= DIRECTIONS =
Search the listing below for "JSON". Copy each matching line.

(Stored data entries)
■ ■ ■ ■ ■ ■ ■

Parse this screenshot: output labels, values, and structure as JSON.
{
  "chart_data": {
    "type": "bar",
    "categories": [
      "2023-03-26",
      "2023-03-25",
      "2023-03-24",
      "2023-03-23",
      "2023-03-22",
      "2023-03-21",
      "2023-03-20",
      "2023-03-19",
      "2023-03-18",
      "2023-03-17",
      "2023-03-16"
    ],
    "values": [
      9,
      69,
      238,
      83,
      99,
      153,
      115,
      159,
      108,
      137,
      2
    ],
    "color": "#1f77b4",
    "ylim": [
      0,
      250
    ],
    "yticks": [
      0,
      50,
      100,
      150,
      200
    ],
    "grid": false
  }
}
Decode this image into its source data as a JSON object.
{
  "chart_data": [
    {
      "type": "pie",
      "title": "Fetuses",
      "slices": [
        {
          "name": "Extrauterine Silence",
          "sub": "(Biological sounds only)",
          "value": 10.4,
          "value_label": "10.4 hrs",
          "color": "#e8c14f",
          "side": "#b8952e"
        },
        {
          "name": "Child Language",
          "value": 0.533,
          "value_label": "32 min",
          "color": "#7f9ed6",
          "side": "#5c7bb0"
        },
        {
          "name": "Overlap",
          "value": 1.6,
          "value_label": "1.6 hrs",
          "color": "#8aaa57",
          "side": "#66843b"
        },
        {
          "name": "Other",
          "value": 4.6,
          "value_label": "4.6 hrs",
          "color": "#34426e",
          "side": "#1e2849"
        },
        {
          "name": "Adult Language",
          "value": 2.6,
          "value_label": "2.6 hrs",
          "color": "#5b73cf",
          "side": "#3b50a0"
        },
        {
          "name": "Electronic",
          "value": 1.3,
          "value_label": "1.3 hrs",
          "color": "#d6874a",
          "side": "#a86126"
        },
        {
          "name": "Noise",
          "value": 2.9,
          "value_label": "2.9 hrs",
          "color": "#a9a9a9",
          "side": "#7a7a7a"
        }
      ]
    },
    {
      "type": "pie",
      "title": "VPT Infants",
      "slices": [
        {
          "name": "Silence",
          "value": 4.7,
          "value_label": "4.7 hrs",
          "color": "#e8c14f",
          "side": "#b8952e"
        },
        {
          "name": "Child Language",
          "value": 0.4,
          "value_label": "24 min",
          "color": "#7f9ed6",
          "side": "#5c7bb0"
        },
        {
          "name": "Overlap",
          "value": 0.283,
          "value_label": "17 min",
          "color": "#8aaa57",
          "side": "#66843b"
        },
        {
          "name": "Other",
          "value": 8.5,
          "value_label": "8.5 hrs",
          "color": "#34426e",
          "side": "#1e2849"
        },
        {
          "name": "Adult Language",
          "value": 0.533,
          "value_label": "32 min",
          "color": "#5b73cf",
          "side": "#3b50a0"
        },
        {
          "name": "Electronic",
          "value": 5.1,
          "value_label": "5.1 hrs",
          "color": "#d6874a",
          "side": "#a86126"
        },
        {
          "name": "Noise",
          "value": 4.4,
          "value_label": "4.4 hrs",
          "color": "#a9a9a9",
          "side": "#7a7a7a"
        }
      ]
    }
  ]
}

■ ■ ■ ■ ■ ■ ■

= PROBLEM SOLUTION =
Parse this screenshot: output labels, values, and structure as JSON.
Decode this image into its source data as a JSON object.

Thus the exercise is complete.